→ Задания:
a – Откуда, по его собственным словам, был молоденький конвойный в отрывке об аресте архиепископа Евлогия?
b – Допишите отрывок об аресте архиепископа Евлогия, начав сразу после его последней фразы.

И вот, вернувшись домой, сидим мы после обеда с митрополитом Антонием, пьем чай и вдруг слышим в передней голоса, стук сапог, звон шпор… — и к нам врываются вооруженные петлюровские офицеры…
— Где здесь архиепископ Евлогий?
— Это я…
— Вы арестованы именем правительства!..
В одной из комнат, нетопленой, с грязным, мокрым от нанесенного сапогами снега полом, сидели хохлы в шапках и допрашивали арестованных. Встретили они меня враждебно. Узнав мое имя, один из них крикнул с торжеством: "Евлогия арестовали?! Ага… знали, кого надо забрать!"…
Один из конвойных был молоденький солдат, совсем еще мальчик. Говорил он по-русски со своеобразным акцентом. Я спросил его, откуда он. "Я из Галиции, а сейчас — с "сичевичками"… Раньше был в приюте архиепископа Евлогия…" — "Ты его видал когда-нибудь?" — спросил я. "Нет… Он к нам в Бердянск приезжал, да я тогда болен был и его не видал", — ответил мальчик. Я сказал ему, что я — Евлогий. Мальчик бросился на колени, плачет, руки мне целует… А на нем ручные бомбы навешаны, того и гляди зацепит их, уронит… Он мне поведал следующее: до революции он учился в приюте. В революционные дни наступил развал, и содержать приют стало не на что. Пришли большевики — обули детей, одели, а как оставили город — опять есть нечего. Ученики из приюта стали расползаться. Мальчик попал к "сичевикам". Поначалу банда стояла за гетмана, "ну а потом мы ему нож в спину всадили…" — заключил свой рассказ мальчик...

→ Исходные данные:

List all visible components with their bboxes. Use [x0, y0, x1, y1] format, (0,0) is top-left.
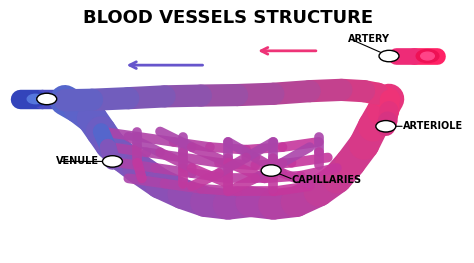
Circle shape — [261, 165, 281, 176]
Text: ARTERIOLE: ARTERIOLE — [402, 121, 463, 131]
Circle shape — [421, 52, 434, 60]
Text: BLOOD VESSELS STRUCTURE: BLOOD VESSELS STRUCTURE — [83, 9, 373, 27]
Text: ARTERY: ARTERY — [348, 34, 390, 44]
Text: VENULE: VENULE — [56, 156, 99, 166]
Circle shape — [23, 92, 48, 106]
Circle shape — [27, 94, 44, 104]
Circle shape — [416, 49, 439, 63]
Circle shape — [376, 120, 396, 132]
Text: CAPILLARIES: CAPILLARIES — [292, 175, 362, 185]
Circle shape — [37, 93, 57, 105]
Text: VEIN: VEIN — [27, 94, 52, 104]
Circle shape — [102, 156, 122, 167]
Circle shape — [379, 50, 399, 62]
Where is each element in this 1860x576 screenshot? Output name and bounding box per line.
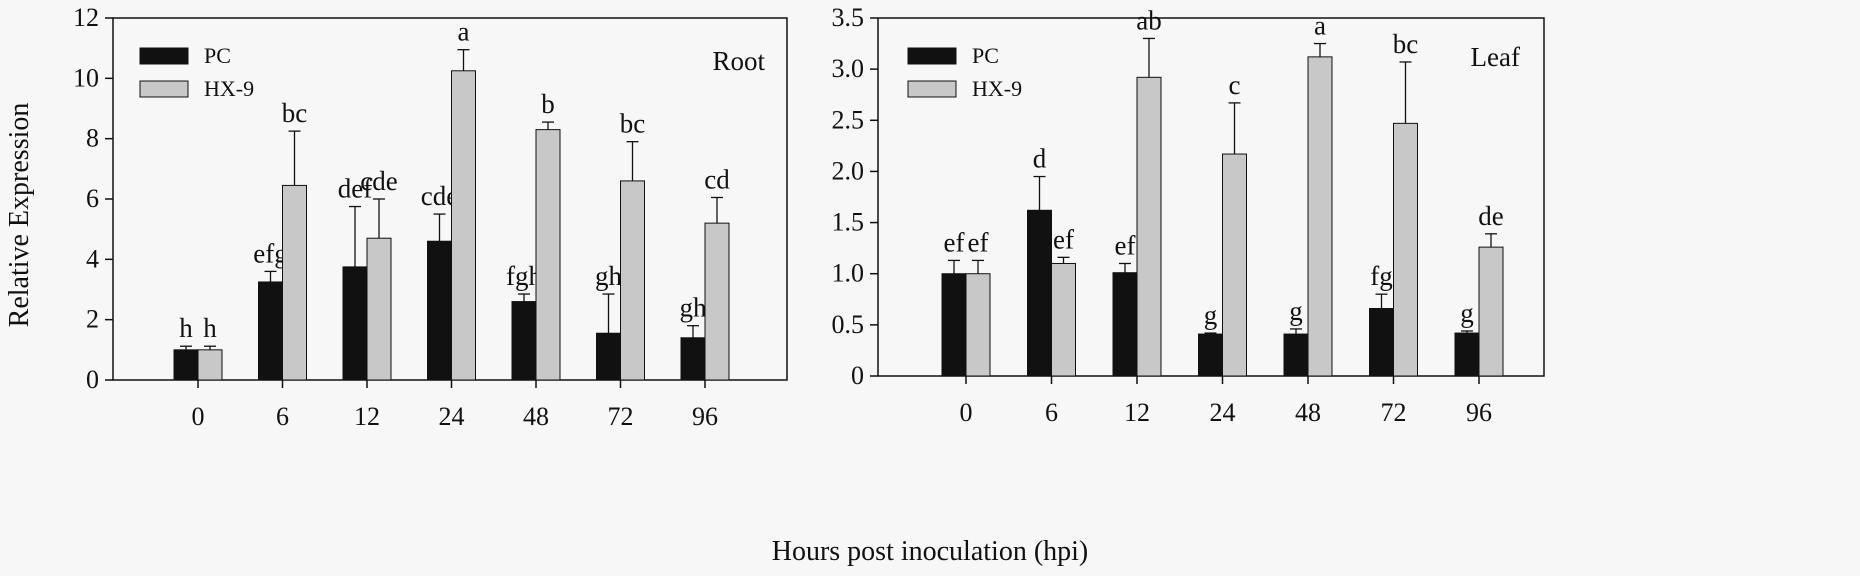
significance-letter: bc xyxy=(1393,29,1419,59)
x-tick-label: 6 xyxy=(1045,398,1058,427)
panel-title: Leaf xyxy=(1471,42,1520,72)
y-tick-label: 2.5 xyxy=(832,105,865,134)
x-tick-label: 24 xyxy=(439,402,465,431)
x-tick-label: 0 xyxy=(192,402,205,431)
legend-swatch-hx-9 xyxy=(139,80,189,98)
bar-pc-96h xyxy=(1454,332,1480,377)
significance-letter: ef xyxy=(944,227,965,257)
legend-swatch-pc xyxy=(139,47,189,65)
y-tick-label: 0 xyxy=(86,365,99,394)
bar-hx-9-96h xyxy=(704,222,730,381)
bar-hx-9-72h xyxy=(1393,122,1418,377)
legend-swatch-pc xyxy=(907,47,957,65)
bar-pc-24h xyxy=(1198,333,1223,377)
bar-hx-9-24h xyxy=(451,70,476,381)
significance-letter: a xyxy=(1314,11,1326,41)
y-tick-label: 12 xyxy=(73,3,99,32)
significance-letter: def xyxy=(338,174,372,204)
y-tick-label: 6 xyxy=(86,184,99,213)
y-tick-label: 8 xyxy=(86,124,99,153)
x-tick-label: 72 xyxy=(1381,398,1407,427)
bar-hx-9-48h xyxy=(1307,56,1333,377)
significance-letter: cde xyxy=(360,166,397,196)
bar-pc-0h xyxy=(173,349,199,381)
bar-pc-96h xyxy=(680,337,706,381)
x-tick-label: 24 xyxy=(1210,398,1236,427)
significance-letter: cd xyxy=(704,164,730,194)
significance-letter: ef xyxy=(968,227,989,257)
significance-letter: ef xyxy=(1115,230,1136,260)
y-tick-label: 2 xyxy=(86,305,99,334)
significance-letter: h xyxy=(203,313,217,343)
legend-label-pc: PC xyxy=(204,43,231,68)
significance-letter: bc xyxy=(620,109,646,139)
legend-label-hx-9: HX-9 xyxy=(204,76,254,101)
x-tick-label: 12 xyxy=(354,402,380,431)
significance-letter: bc xyxy=(282,98,308,128)
significance-letter: gh xyxy=(595,261,623,291)
significance-letter: h xyxy=(179,313,193,343)
x-tick-label: 12 xyxy=(1124,398,1150,427)
bar-hx-9-96h xyxy=(1478,246,1504,377)
bar-pc-12h xyxy=(342,266,368,381)
significance-letter: gh xyxy=(680,293,708,323)
bar-hx-9-48h xyxy=(535,129,561,381)
bar-hx-9-12h xyxy=(366,237,392,381)
y-tick-label: 0 xyxy=(851,361,864,390)
significance-letter: fg xyxy=(1370,261,1393,291)
bar-pc-6h xyxy=(1027,209,1052,377)
bar-pc-12h xyxy=(1112,272,1138,377)
y-tick-label: 3.0 xyxy=(832,54,865,83)
significance-letter: d xyxy=(1033,144,1047,174)
y-tick-label: 2.0 xyxy=(832,156,865,185)
y-tick-label: 3.5 xyxy=(832,3,865,32)
y-tick-label: 10 xyxy=(73,63,99,92)
bar-hx-9-6h xyxy=(1051,262,1076,377)
bar-pc-72h xyxy=(1369,307,1394,377)
y-tick-label: 0.5 xyxy=(832,310,865,339)
y-tick-label: 4 xyxy=(86,244,99,273)
bar-hx-9-6h xyxy=(282,184,307,381)
bar-hx-9-24h xyxy=(1222,153,1247,377)
x-tick-label: 48 xyxy=(523,402,549,431)
significance-letter: c xyxy=(1229,70,1241,100)
significance-letter: b xyxy=(541,89,555,119)
y-tick-label: 1.5 xyxy=(832,208,865,237)
significance-letter: a xyxy=(458,17,470,47)
significance-letter: g xyxy=(1460,298,1474,328)
bar-hx-9-72h xyxy=(620,180,645,381)
bar-hx-9-0h xyxy=(197,349,223,381)
y-axis-label: Relative Expression xyxy=(4,103,35,328)
y-tick-label: 1.0 xyxy=(832,259,865,288)
x-tick-label: 0 xyxy=(960,398,973,427)
significance-letter: ef xyxy=(1053,224,1074,254)
significance-letter: g xyxy=(1204,300,1218,330)
bar-pc-6h xyxy=(258,281,283,381)
x-tick-label: 96 xyxy=(1466,398,1492,427)
legend-label-hx-9: HX-9 xyxy=(972,76,1022,101)
bar-hx-9-0h xyxy=(965,273,991,377)
bar-pc-48h xyxy=(1283,333,1309,377)
panel-title: Root xyxy=(712,46,765,76)
legend-swatch-hx-9 xyxy=(907,80,957,98)
significance-letter: de xyxy=(1478,201,1504,231)
x-tick-label: 48 xyxy=(1295,398,1321,427)
bar-pc-24h xyxy=(427,240,452,381)
x-tick-label: 6 xyxy=(276,402,289,431)
bar-hx-9-12h xyxy=(1136,76,1162,377)
significance-letter: ab xyxy=(1136,5,1161,35)
x-tick-label: 96 xyxy=(692,402,718,431)
legend-label-pc: PC xyxy=(972,43,999,68)
x-axis-label: Hours post inoculation (hpi) xyxy=(772,536,1089,567)
significance-letter: g xyxy=(1289,296,1303,326)
bar-pc-0h xyxy=(941,273,967,377)
x-tick-label: 72 xyxy=(608,402,634,431)
significance-letter: efg xyxy=(253,238,287,268)
bar-pc-72h xyxy=(596,332,621,381)
bar-pc-48h xyxy=(511,301,537,381)
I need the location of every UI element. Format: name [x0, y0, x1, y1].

→ Ответы к заданиям:
a – Из Галиции.

b –
Немного скрасил нам пребывание в Тарнополе стороживший нас молодой солдатик — мальчик-гимназист, доброволец-петлюровец... Жалея нас, он решил нам помочь и заявил: "Я для вас в комендатуре дров украду…" И верно, несколько раз крал и топил нам печку. /От себя: а почему же архиерей не предостерёг мальчика от греха, не сообщил ему, что красть боженька запрещает?/

В храме нас поставили на хоры... После Евангелия, когда священник направился к кафедре говорить проповедь, народ запел: "Дух Святый найдет на Тя и Сила Всевышнего осенит Тя…", а в конце службы вместо запричастного стиха грянул "Ще не вмерла Украина…". Ну, думаю, вот куда политика влезла…
Наши отношения с монахами улучшились... Все шло хорошо, если бы не враждебное отношение к католичеству архимандрита Виталия. Он затевал с монахами споры, обрушивался на них, называя еретиками, отступниками… и как-то раз в запальчивости заявил: "Ваше причастие пища демонов…" Монахи пришли в ярость и в долгу не остались: "Мы думали, вы порядочный человек, а вы хуже собаки!"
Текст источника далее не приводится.